AIM OF THE TASK: Nothing may be dropped or altered: reproduce all the data.

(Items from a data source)
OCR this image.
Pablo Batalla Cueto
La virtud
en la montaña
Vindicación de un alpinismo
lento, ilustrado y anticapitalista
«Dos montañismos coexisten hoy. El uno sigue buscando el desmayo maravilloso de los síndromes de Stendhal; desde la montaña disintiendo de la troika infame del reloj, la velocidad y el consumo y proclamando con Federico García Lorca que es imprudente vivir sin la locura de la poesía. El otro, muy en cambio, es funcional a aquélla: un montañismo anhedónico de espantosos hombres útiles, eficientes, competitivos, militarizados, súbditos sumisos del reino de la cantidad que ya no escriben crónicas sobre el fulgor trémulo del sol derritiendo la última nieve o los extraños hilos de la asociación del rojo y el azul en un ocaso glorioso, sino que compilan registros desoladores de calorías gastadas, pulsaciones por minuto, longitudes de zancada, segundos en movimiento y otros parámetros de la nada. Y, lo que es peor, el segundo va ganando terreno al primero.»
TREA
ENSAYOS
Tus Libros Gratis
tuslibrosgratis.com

FULL SOLUTION:
OCR this image.
Pablo Batalla Cueto
La virtud
en la montaña
Vindicación de un alpinismo
lento, ilustrado y anticapitalista
«Dos montañismos coexisten hoy. El uno sigue buscando el desmayo maravilloso de los síndromes de Stendhal; desde la montaña disintiendo de la troika infame del reloj, la velocidad y el consumo y proclamando con Federico García Lorca que es imprudente vivir sin la locura de la poesía. El otro, muy en cambio, es funcional a aquélla: un montañismo anhedónico de espantosos hombres útiles, eficientes, competitivos, militarizados, súbditos sumisos del reino de la cantidad que ya no escriben crónicas sobre el fulgor trémulo del sol derritiendo la última nieve o los extraños hilos de la asociación del rojo y el azul en un ocaso glorioso, sino que compilan registros desoladores de calorías gastadas, pulsaciones por minuto, longitudes de zancada, segundos en movimiento y otros parámetros de la nada. Y, lo que es peor, el segundo va ganando terreno al primero.»
TREA
ENSAYOS
Tus Libros Gratis
tuslibrosgratis.com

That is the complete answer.